The starboard main-yard lift is improperly led.
The topmast shrouds should be secured to the deadeyes with throat seizings and round seizings above.
To securely set up and stay the masts, hold and control the yards, and handle the sail of an eighteenth-century ship required a mass of rigging that, however like a cobweb it appeared to the uninitiated, was very logical in its position and use. Since much of this rigging passed through or near or was belayed in the top, it can readily be understood that the fighting top contained many more blocks, lines, cleats, battens, eyebolts, etc., than shown.
LEST WE FORGET
The Bicentennial Commission of Warren, Rhode Island, in order to honor the sons of Warren who served in the Revolution, has painted all the fire hydrants in the old section of town to look like Continental soldiers.
J. JOSEPHS, HOUSE, SIGN, & FANCY PAINTER
For those who might have thought us guilty of exaggeration when we said that the gaudy frontispiece of our February, 1975, issue was a pretty accurate representation of Joseph Josephs’ sign shop, here is a photograph of that remarkable edifice.
WHAT DID LENIN SAY?
In the Editor’s Letter for October, 1974, describing the inflation of the language, we quoted two remarks supposedly once made by Lenin as ways of bringing down the capitalist world. One was “Debauch their currency,” and the other was “Confuse their vocabulary.” We had both quotes from secondary sources, and upon being challenged by M. K. Stone of Philadelphia and Professor Albert Resis of Northern Illinois University, we are embarrassed to say that we cannot trace them to Lenin’s works, although we have not the means of making an extensive search. Mr. Stone was kind enough to point out that the supposed quote about debauching the currency may have come from John Maynard Keynes’s The Economic Consequences of the Peace, in which he merely states that “Lenin is said to have declared that the best way …” We apologize for not having checked these apocryphal quotes more carefully, but they did not play a very important role in the article concerned.
CONGRESS
Claiming historical firsts is sometimes a risky business, as we were reminded by a reader’s letter not long ago. Allan L. Damon had written that Margaret Chase Smith of Maine was the first woman to be elected to the Senate in her own right ("Congress,” October, 1974). Edward P. Kelly of Glens Falls, New York, suggests that the honor properly belongs to Hattie Wyatt Caraway, an Arkansas Democrat, who was appointed to the Senate in November, 1981, as a replacement for her late husband, Thaddeus. Mrs. Caraway subsequently won a special election in January, 1932, and the regular election nine months later. She was re-elected in 1938 and served in the Senate until iQ45, when her seat was taken by William J. Fulbright. Mrs. Smith, however, remains the first—and thus far the only—woman to have served in both the House and the Senate.

◇ ◇ ◇ ◇ ◇

▶ [Apply what you read]:
(A) Give back everything from "The starboard main-yard" down to "etc., than shown." in the magazine notes, copied word for word.
(B) In the magazine notes, what did the Bicentennial Commission of Warren, Rhode Island, paint to look like Continental soldiers?
(C) Write what comes next in the magazine notes, picking up after their last sentence.

▶ [Information given]:
◇ ◇ ◇ ◇ ◇

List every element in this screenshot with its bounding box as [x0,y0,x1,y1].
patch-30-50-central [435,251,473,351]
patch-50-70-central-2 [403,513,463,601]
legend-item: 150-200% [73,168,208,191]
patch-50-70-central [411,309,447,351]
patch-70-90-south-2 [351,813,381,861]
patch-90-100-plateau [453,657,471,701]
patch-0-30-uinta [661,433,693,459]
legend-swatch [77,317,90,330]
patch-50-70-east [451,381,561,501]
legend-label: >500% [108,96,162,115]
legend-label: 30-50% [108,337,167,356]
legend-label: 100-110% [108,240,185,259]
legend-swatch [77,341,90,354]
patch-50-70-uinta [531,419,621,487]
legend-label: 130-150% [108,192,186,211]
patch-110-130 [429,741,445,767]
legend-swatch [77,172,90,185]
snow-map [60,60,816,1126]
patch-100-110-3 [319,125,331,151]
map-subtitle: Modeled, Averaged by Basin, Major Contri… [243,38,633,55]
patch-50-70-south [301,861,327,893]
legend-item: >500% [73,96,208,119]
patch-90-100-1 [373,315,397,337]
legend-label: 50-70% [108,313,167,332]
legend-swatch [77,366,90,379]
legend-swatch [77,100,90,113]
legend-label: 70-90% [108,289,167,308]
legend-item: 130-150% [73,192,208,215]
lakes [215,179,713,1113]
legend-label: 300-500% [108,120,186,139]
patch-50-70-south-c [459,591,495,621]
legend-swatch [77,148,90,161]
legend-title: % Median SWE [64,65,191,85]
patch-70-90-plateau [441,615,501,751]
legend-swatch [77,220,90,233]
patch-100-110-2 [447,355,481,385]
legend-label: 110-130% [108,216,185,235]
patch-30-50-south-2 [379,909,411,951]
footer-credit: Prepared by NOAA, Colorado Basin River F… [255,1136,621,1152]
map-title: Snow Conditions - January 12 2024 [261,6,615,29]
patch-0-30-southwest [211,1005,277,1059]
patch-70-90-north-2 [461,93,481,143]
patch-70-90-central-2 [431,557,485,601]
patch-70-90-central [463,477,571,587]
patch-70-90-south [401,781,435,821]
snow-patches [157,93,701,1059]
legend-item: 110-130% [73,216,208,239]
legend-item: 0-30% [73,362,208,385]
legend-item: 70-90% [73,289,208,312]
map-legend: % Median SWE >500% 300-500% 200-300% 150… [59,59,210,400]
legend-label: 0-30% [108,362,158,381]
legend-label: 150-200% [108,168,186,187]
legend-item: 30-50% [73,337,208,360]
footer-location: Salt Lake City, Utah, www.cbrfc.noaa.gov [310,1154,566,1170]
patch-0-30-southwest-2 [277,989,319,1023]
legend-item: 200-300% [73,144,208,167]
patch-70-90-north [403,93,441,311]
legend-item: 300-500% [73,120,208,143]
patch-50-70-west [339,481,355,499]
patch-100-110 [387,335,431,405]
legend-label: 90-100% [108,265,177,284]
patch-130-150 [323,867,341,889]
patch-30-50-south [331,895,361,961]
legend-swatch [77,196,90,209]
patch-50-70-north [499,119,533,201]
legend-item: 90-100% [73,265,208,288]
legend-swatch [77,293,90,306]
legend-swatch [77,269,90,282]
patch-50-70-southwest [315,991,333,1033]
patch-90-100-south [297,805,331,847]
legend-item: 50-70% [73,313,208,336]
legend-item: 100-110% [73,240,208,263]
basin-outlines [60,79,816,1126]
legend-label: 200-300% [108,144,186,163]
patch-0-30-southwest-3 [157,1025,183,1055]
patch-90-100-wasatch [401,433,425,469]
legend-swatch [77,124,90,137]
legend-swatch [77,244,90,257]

◇ ◇ ◇ ◇ ◇

▶ [Answer section]:
(A)
The starboard main-yard lift is improperly led.
The topmast shrouds should be secured to the deadeyes with throat seizings and round seizings above.
To securely set up and stay the masts, hold and control the yards, and handle the sail of an eighteenth-century ship required a mass of rigging that, however like a cobweb it appeared to the uninitiated, was very logical in its position and use. Since much of this rigging passed through or near or was belayed in the top, it can readily be understood that the fighting top contained many more blocks, lines, cleats, battens, eyebolts, etc., than shown.

(B) All the fire hydrants in the old section of town.

(C)
Clement F. Trainer, of Wynnewood, Pennsylvania, has pointed out another misstatement in the article. Mr. Trainer writes:
Under the subtitle “Exclusion, Censure, and Expulsion” Mr. Damon makes the statement that “the Senate has excluded only one individual, Pinckney B.S. Pinchback. … After three years of delay and debate the Senate refused to accept his credentials.” I can cite at least one other situation, curiously involving an identical span of time, in which the Senate took similar action.
William S. Vare of Philadelphia, a Republican member of the House for fifteen years, won a contested primary election for United States senator from Pennsylvania early in 1926. Shortly thereafter a special committee of the Senate began a probe of the election as a result of charges of fraud and excessive expenditures. In November of” the same year Vare won the general election, and his opponent filed charges of fraud. When Vare presented his credentials, he was, in his words, “stopped at the threshold of the chamber as though 1 were some common thief. …”
The issue was resolved on December 6, 1929, after Vare, a broken man, was allowed to appear on the floor ot the Senate and personally plead his case. He was denied his seat on the grounds of allegedly excessive expenditures in the primary election, although acquitted of the charges of fraud in the general election.
In the same article we gave Alaska’s date of admission to the Union as 1960; it was in fact 1959.